- [Extracted material]:
============================================================

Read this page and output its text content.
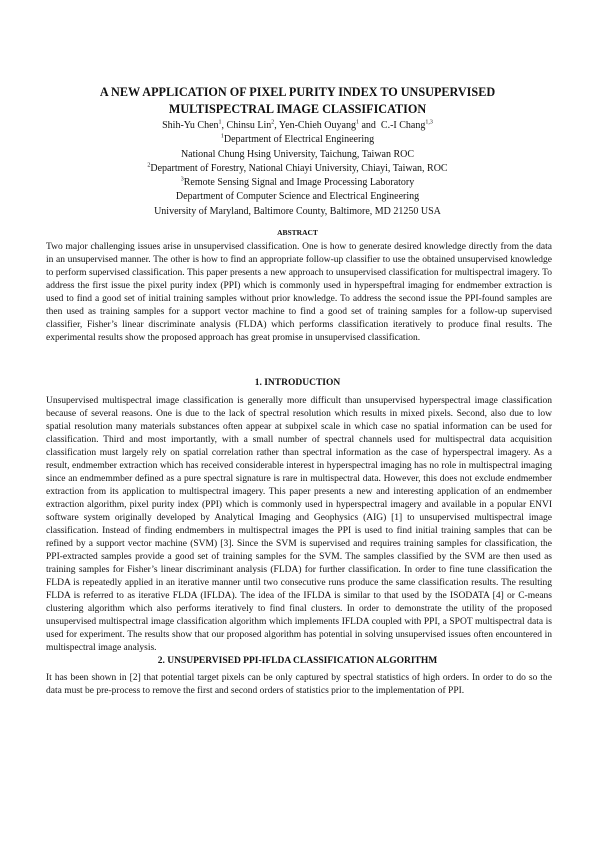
A NEW APPLICATION OF PIXEL PURITY INDEX TO UNSUPERVISED
MULTISPECTRAL IMAGE CLASSIFICATION
Shih-Yu Chen$^1$, Chinsu Lin$^2$, Yen-Chieh Ouyang$^1$ and C.-I Chang$^{1,3}$
$^1$Department of Electrical Engineering
National Chung Hsing University, Taichung, Taiwan ROC
$^2$Department of Forestry, National Chiayi University, Chiayi, Taiwan, ROC
$^3$Remote Sensing Signal and Image Processing Laboratory
Department of Computer Science and Electrical Engineering
University of Maryland, Baltimore County, Baltimore, MD 21250 USA
ABSTRACT

Two major challenging issues arise in unsupervised classification. One is how to generate desired knowledge directly from the data in an unsupervised manner. The other is how to find an appropriate follow-up classifier to use the obtained unsupervised knowledge to perform supervised classification. This paper presents a new approach to unsupervised classification for multispectral imagery. To address the first issue the pixel purity index (PPI) which is commonly used in hyperspeftral imaging for endmember extraction is used to find a good set of initial training samples without prior knowledge. To address the second issue the PPI-found samples are then used as training samples for a support vector machine to find a good set of training samples for a follow-up supervised classifier, Fisher’s linear discriminate analysis (FLDA) which performs classification iteratively to produce final results. The experimental results show the proposed approach has great promise in unsupervised classification.

1. INTRODUCTION

Unsupervised multispectral image classification is generally more difficult than unsupervised hyperspectral image classification because of several reasons. One is due to the lack of spectral resolution which results in mixed pixels. Second, also due to low spatial resolution many materials substances often appear at subpixel scale in which case no spatial information can be used for classification. Third and most importantly, with a small number of spectral channels used for multispectral data acquisition classification must largely rely on spatial correlation rather than spectral information as the case of hyperspectral imagery. As a result, endmember extraction which has received considerable interest in hyperspectral imaging has no role in multispectral imaging since an endmemmber defined as a pure spectral signature is rare in multispectral data. However, this does not exclude endmember extraction from its application to multispectral imagery. This paper presents a new and interesting application of an endmember extraction algorithm, pixel purity index (PPI) which is commonly used in hyperspectral imagery and available in a popular ENVI software system originally developed by Analytical Imaging and Geophysics (AIG) [1] to unsupervised multispectral image classification. Instead of finding endmembers in multispectral images the PPI is used to find initial training samples that can be refined by a support vector machine (SVM) [3]. Since the SVM is supervised and requires training samples for classification, the PPI-extracted samples provide a good set of training samples for the SVM. The samples classified by the SVM are then used as training samples for Fisher’s linear discriminant analysis (FLDA) for further classification. In order to fine tune classification the FLDA is repeatedly applied in an iterative manner until two consecutive runs produce the same classification results. The resulting FLDA is referred to as iterative FLDA (IFLDA). The idea of the IFLDA is similar to that used by the ISODATA [4] or C-means clustering algorithm which also performs iteratively to find final clusters. In order to demonstrate the utility of the proposed unsupervised multispectral image classification algorithm which implements IFLDA coupled with PPI, a SPOT multispectral data is used for experiment. The results show that our proposed algorithm has potential in solving unsupervised issues often encountered in multispectral image analysis.

2. UNSUPERVISED PPI-IFLDA CLASSIFICATION ALGORITHM

It has been shown in [2] that potential target pixels can be only captured by spectral statistics of high orders. In order to do so the data must be pre-process to remove the first and second orders of statistics prior to the implementation of PPI.
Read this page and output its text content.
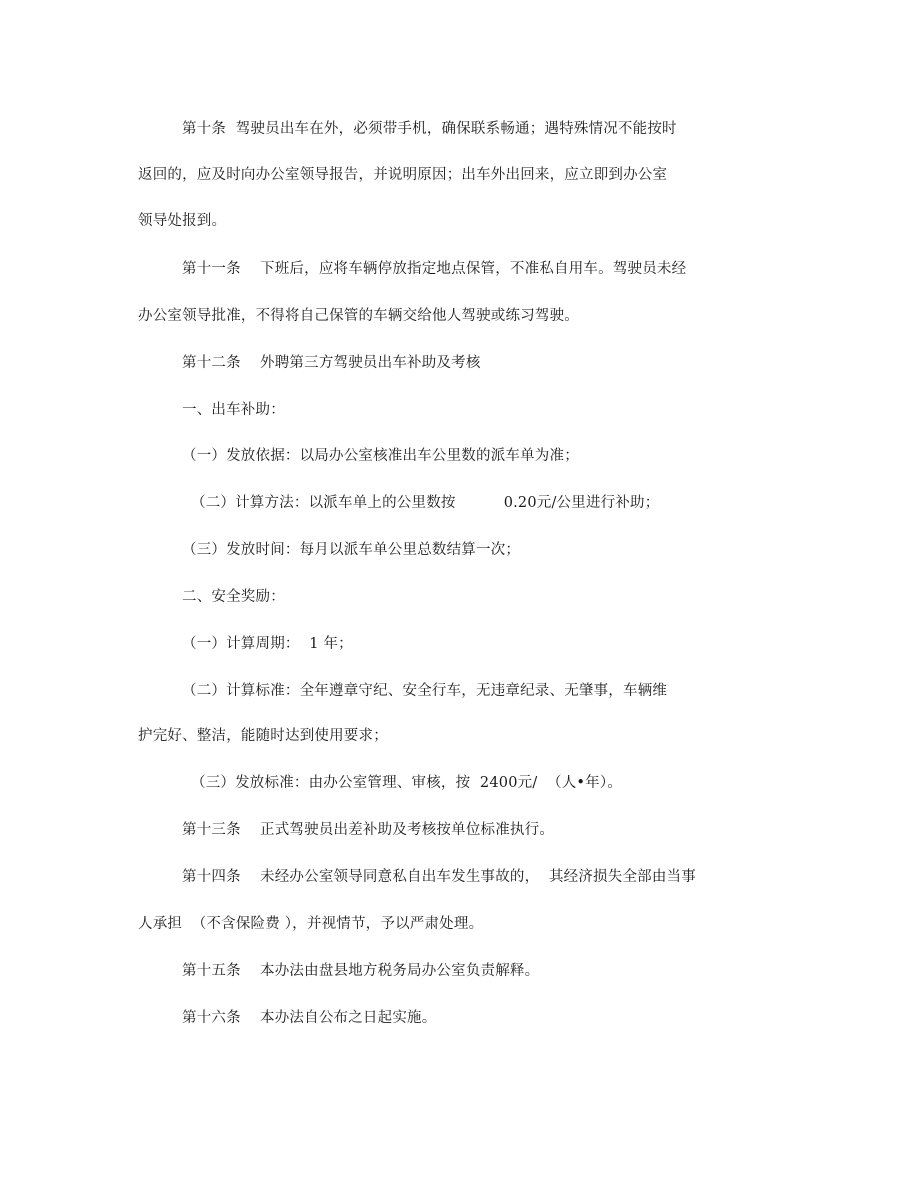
第十条  驾驶员出车在外，必须带手机，确保联系畅通；遇特殊情况不能按时
返回的，应及时向办公室领导报告，并说明原因；出车外出回来，应立即到办公室
领导处报到。
第十一条    下班后，应将车辆停放指定地点保管，不准私自用车。驾驶员未经
办公室领导批准，不得将自己保管的车辆交给他人驾驶或练习驾驶。
第十二条    外聘第三方驾驶员出车补助及考核
一、出车补助：
（一）发放依据：以局办公室核准出车公里数的派车单为准；
（二）计算方法：以派车单上的公里数按          0.20元/公里进行补助；
（三）发放时间：每月以派车单公里总数结算一次；
二、安全奖励：
（一）计算周期：  1 年；
（二）计算标准：全年遵章守纪、安全行车，无违章纪录、无肇事，车辆维
护完好、整洁，能随时达到使用要求；
（三）发放标准：由办公室管理、审核，按  2400元/  （人•年）。
第十三条    正式驾驶员出差补助及考核按单位标准执行。
第十四条    未经办公室领导同意私自出车发生事故的，  其经济损失全部由当事
人承担  （不含保险费 ），并视情节，予以严肃处理。
第十五条    本办法由盘县地方税务局办公室负责解释。
第十六条    本办法自公布之日起实施。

============================================================

- [Short exercise]: Leaving the pictures aside, transcribe the entire listing exactly.

- [Expected answer]:
Read this page and output its text content.
A NEW APPLICATION OF PIXEL PURITY INDEX TO UNSUPERVISED
MULTISPECTRAL IMAGE CLASSIFICATION
Shih-Yu Chen$^1$, Chinsu Lin$^2$, Yen-Chieh Ouyang$^1$ and C.-I Chang$^{1,3}$
$^1$Department of Electrical Engineering
National Chung Hsing University, Taichung, Taiwan ROC
$^2$Department of Forestry, National Chiayi University, Chiayi, Taiwan, ROC
$^3$Remote Sensing Signal and Image Processing Laboratory
Department of Computer Science and Electrical Engineering
University of Maryland, Baltimore County, Baltimore, MD 21250 USA
ABSTRACT

Two major challenging issues arise in unsupervised classification. One is how to generate desired knowledge directly from the data in an unsupervised manner. The other is how to find an appropriate follow-up classifier to use the obtained unsupervised knowledge to perform supervised classification. This paper presents a new approach to unsupervised classification for multispectral imagery. To address the first issue the pixel purity index (PPI) which is commonly used in hyperspeftral imaging for endmember extraction is used to find a good set of initial training samples without prior knowledge. To address the second issue the PPI-found samples are then used as training samples for a support vector machine to find a good set of training samples for a follow-up supervised classifier, Fisher’s linear discriminate analysis (FLDA) which performs classification iteratively to produce final results. The experimental results show the proposed approach has great promise in unsupervised classification.

1. INTRODUCTION

Unsupervised multispectral image classification is generally more difficult than unsupervised hyperspectral image classification because of several reasons. One is due to the lack of spectral resolution which results in mixed pixels. Second, also due to low spatial resolution many materials substances often appear at subpixel scale in which case no spatial information can be used for classification. Third and most importantly, with a small number of spectral channels used for multispectral data acquisition classification must largely rely on spatial correlation rather than spectral information as the case of hyperspectral imagery. As a result, endmember extraction which has received considerable interest in hyperspectral imaging has no role in multispectral imaging since an endmemmber defined as a pure spectral signature is rare in multispectral data. However, this does not exclude endmember extraction from its application to multispectral imagery. This paper presents a new and interesting application of an endmember extraction algorithm, pixel purity index (PPI) which is commonly used in hyperspectral imagery and available in a popular ENVI software system originally developed by Analytical Imaging and Geophysics (AIG) [1] to unsupervised multispectral image classification. Instead of finding endmembers in multispectral images the PPI is used to find initial training samples that can be refined by a support vector machine (SVM) [3]. Since the SVM is supervised and requires training samples for classification, the PPI-extracted samples provide a good set of training samples for the SVM. The samples classified by the SVM are then used as training samples for Fisher’s linear discriminant analysis (FLDA) for further classification. In order to fine tune classification the FLDA is repeatedly applied in an iterative manner until two consecutive runs produce the same classification results. The resulting FLDA is referred to as iterative FLDA (IFLDA). The idea of the IFLDA is similar to that used by the ISODATA [4] or C-means clustering algorithm which also performs iteratively to find final clusters. In order to demonstrate the utility of the proposed unsupervised multispectral image classification algorithm which implements IFLDA coupled with PPI, a SPOT multispectral data is used for experiment. The results show that our proposed algorithm has potential in solving unsupervised issues often encountered in multispectral image analysis.

2. UNSUPERVISED PPI-IFLDA CLASSIFICATION ALGORITHM

It has been shown in [2] that potential target pixels can be only captured by spectral statistics of high orders. In order to do so the data must be pre-process to remove the first and second orders of statistics prior to the implementation of PPI.
Read this page and output its text content.
第十条  驾驶员出车在外，必须带手机，确保联系畅通；遇特殊情况不能按时
返回的，应及时向办公室领导报告，并说明原因；出车外出回来，应立即到办公室
领导处报到。
第十一条    下班后，应将车辆停放指定地点保管，不准私自用车。驾驶员未经
办公室领导批准，不得将自己保管的车辆交给他人驾驶或练习驾驶。
第十二条    外聘第三方驾驶员出车补助及考核
一、出车补助：
（一）发放依据：以局办公室核准出车公里数的派车单为准；
（二）计算方法：以派车单上的公里数按          0.20元/公里进行补助；
（三）发放时间：每月以派车单公里总数结算一次；
二、安全奖励：
（一）计算周期：  1 年；
（二）计算标准：全年遵章守纪、安全行车，无违章纪录、无肇事，车辆维
护完好、整洁，能随时达到使用要求；
（三）发放标准：由办公室管理、审核，按  2400元/  （人•年）。
第十三条    正式驾驶员出差补助及考核按单位标准执行。
第十四条    未经办公室领导同意私自出车发生事故的，  其经济损失全部由当事
人承担  （不含保险费 ），并视情节，予以严肃处理。
第十五条    本办法由盘县地方税务局办公室负责解释。
第十六条    本办法自公布之日起实施。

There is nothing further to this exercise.